Stated exercise 1: Reproduce the annotated region listings from their first line down to the line containing "legend-label: 过滤点 bbox=[660, 105, 690, 118]", both ends included.

Text extract:
• • •

Bengaluru citizens highlight lacunae in new real estate bill

Is the new amended Real Estate Bill consumer-friendly? Does it balance the rights of both builders and buyers? Here is what Bengaluru citizens found out.

A few concerned citizens of Bengaluru who are well aware of the problems faced by laymen while purchasing a house in the city, have made it a point to draft their objections and suggestions to the amended Real Estate Bill 2013.

Though they were not invited for the consultation programme organised by the Parliamentary Select Committee on Real Estate (Regulation and Development) Bill, 2013, in the city on June 10th and 11th, they did not give up. These groups of citizens contacted the chairman of the Select Committee and requested if the Committee will allow them to submit their objections and suggestions for the Bill.

As the Committee responded to them positively and asked them to submit their memorandum at the earliest, the groups voluntarily held discussions on pros and cons of the Bill and have pooled their objections and suggestions. The copy will be submitted to Union Housing Ministry and to Chairman of the Parliamentary Committee on Real Estate Bill, Nagesh Aras who spearheaded initiative told Citizen Matters.

Bengaluru citizens including Nagesh Aras, M S Shankar, Ajit N Naik, Abrar Hazarika, Ramanatha Iyer, Sanjay Vijayaraghavan and Muralidhar Rao have given their inputs towards drafting the objections. Advocate Mithun Garehalli who has fought several consumer rights cases too has contributed towards filing objections, from consumers point of view.

In the objections drafted by them, they have particularly raised concern over allowing change in ownership of common area with consensus from 2/3rd majority, lack of clarity on the definition of ‘promoter,’ the clause that enables customer to get project documents only after completion of project, formation of dispute settlement forums, advantage given to builder by making it not necessary for him to declare amenities for each apartment at the time of registration etc.

About the Real Estate Bill

The Real Estate Bill 2013 which was originally drafted during the tenure of UPA government, was amended by the NDA government. The amended Bill faced opposition from Rajya Sabha members when it was tabled. Therefore the government sent it to Parliamentary Select Committee to collect opinion of stakeholders.

One of the salient features of the Real Estate Bill is the establishment of state level regulatory authorities called Real Estate Regulatory Authorities (RERA). Residential real estate projects, with some exceptions, need to be registered with RERA. On registration, the promoter must upload details of the project on RERA website.

The 21-member Select Committee headed by MP Anil Madhav Dave has sought the individuals, organisations, experts and institutions to submit their opinion on the Bill.

Here are some of the major observations made by citizen groups on the said Bill:

  • The Real Estate Bill does not align well with some of the existing acts. Some of the specifications in Indian Contract Act, Registration Act and Companies Act have been overlooked in the proposed Bill.
  • The Bill does not address the issue of non-registered property. It should ensure that if a developed property is non-registered, then the developer has to be penalised/ blacklisted rather than penalising the customer for the misdeed of the developer.

• • •

Stated exercise 2: Rewrite everything in the article on the real estate bill from "Bengaluru citizens highlight" down to "citizens found out.", putting "Bangalore" in place of "Bengaluru".

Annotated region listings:

• • •

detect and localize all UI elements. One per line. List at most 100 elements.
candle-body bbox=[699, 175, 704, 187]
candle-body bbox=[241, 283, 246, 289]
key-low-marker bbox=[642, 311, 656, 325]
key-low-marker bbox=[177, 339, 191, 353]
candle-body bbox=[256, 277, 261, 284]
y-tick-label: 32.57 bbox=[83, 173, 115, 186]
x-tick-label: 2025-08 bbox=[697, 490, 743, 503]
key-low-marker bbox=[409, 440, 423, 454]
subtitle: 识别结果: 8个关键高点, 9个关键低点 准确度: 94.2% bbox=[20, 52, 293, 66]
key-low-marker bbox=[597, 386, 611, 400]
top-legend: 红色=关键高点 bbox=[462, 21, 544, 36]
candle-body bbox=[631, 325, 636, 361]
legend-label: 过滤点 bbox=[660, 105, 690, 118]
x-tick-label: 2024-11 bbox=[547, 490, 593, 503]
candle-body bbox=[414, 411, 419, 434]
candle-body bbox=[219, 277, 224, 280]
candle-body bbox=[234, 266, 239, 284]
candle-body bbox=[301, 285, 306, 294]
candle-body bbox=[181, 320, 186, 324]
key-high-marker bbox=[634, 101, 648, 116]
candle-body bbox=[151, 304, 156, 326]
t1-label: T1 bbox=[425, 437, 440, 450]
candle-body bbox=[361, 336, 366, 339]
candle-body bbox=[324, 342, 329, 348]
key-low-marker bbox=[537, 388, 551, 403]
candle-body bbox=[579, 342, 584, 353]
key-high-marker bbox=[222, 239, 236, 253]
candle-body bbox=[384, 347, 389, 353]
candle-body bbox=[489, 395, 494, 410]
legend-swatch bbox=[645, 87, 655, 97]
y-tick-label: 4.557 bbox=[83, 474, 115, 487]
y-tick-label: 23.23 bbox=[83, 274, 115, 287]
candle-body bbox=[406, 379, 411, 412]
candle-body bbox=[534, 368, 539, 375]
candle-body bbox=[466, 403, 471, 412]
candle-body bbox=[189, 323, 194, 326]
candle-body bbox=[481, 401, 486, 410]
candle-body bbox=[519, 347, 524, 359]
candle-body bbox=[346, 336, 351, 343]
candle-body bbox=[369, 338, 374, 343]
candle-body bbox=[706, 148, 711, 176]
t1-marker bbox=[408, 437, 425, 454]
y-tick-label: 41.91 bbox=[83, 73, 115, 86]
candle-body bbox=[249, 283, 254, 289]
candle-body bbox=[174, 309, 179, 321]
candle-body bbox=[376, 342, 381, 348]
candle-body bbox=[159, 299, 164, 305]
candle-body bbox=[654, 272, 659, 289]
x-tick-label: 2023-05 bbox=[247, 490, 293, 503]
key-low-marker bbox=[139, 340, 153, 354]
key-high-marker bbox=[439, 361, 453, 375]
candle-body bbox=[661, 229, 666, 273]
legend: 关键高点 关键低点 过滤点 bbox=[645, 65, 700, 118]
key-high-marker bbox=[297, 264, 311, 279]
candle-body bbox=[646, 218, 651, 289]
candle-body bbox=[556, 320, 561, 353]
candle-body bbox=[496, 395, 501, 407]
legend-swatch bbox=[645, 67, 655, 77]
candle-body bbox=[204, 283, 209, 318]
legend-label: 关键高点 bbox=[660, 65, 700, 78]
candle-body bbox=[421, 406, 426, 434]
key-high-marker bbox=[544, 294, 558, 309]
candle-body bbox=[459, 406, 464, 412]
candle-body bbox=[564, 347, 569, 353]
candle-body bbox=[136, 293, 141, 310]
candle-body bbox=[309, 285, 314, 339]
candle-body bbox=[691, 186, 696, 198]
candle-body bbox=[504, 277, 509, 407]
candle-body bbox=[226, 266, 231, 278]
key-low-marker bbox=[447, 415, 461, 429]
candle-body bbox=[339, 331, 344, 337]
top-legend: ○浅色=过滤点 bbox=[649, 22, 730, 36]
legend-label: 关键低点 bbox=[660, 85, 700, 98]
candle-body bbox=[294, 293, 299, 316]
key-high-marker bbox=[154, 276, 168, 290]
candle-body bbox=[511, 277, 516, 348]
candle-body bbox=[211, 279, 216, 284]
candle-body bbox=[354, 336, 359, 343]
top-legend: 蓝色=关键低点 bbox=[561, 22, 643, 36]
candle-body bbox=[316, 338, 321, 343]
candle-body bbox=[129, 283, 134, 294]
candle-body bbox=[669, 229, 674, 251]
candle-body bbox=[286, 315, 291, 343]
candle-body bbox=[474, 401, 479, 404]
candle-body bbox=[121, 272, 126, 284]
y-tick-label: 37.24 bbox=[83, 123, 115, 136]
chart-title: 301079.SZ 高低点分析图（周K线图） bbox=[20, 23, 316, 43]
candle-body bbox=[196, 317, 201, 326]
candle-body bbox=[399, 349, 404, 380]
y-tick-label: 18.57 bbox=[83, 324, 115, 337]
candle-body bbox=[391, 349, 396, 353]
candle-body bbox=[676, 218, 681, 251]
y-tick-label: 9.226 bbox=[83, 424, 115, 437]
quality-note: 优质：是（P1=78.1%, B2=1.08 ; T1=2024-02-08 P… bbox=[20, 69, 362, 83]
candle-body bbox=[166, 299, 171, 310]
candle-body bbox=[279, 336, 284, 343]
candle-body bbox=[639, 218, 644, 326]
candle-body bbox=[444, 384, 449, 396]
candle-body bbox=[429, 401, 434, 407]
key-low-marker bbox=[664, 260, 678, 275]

• • •

Task response 1:
detect and localize all UI elements. One per line. List at most 100 elements.
candle-body bbox=[699, 175, 704, 187]
candle-body bbox=[241, 283, 246, 289]
key-low-marker bbox=[642, 311, 656, 325]
key-low-marker bbox=[177, 339, 191, 353]
candle-body bbox=[256, 277, 261, 284]
y-tick-label: 32.57 bbox=[83, 173, 115, 186]
x-tick-label: 2025-08 bbox=[697, 490, 743, 503]
key-low-marker bbox=[409, 440, 423, 454]
subtitle: 识别结果: 8个关键高点, 9个关键低点 准确度: 94.2% bbox=[20, 52, 293, 66]
key-low-marker bbox=[597, 386, 611, 400]
top-legend: 红色=关键高点 bbox=[462, 21, 544, 36]
candle-body bbox=[631, 325, 636, 361]
legend-label: 过滤点 bbox=[660, 105, 690, 118]

Task response 2:
Bangalore citizens highlight lacunae in new real estate bill

Is the new amended Real Estate Bill consumer-friendly? Does it balance the rights of both builders and buyers? Here is what Bangalore citizens found out.